> _Exercise directions_: Check each line of the entries below for the string "aportaciones"; copy every line where it appears.

---------- Input rows ----------

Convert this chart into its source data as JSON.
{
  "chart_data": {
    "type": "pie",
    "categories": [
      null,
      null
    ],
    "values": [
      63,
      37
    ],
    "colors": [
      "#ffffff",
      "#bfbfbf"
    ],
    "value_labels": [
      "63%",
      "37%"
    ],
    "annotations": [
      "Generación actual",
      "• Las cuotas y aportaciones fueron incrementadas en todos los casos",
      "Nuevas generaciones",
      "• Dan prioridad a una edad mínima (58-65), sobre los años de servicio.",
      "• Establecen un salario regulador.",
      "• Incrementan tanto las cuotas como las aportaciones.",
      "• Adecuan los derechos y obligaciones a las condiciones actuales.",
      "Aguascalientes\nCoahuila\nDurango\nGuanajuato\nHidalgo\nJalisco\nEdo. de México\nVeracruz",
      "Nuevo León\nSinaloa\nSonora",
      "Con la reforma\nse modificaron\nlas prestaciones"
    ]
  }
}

----------

> _In response_:
      "• Las cuotas y aportaciones fueron incrementadas en todos los casos",
      "• Incrementan tanto las cuotas como las aportaciones.",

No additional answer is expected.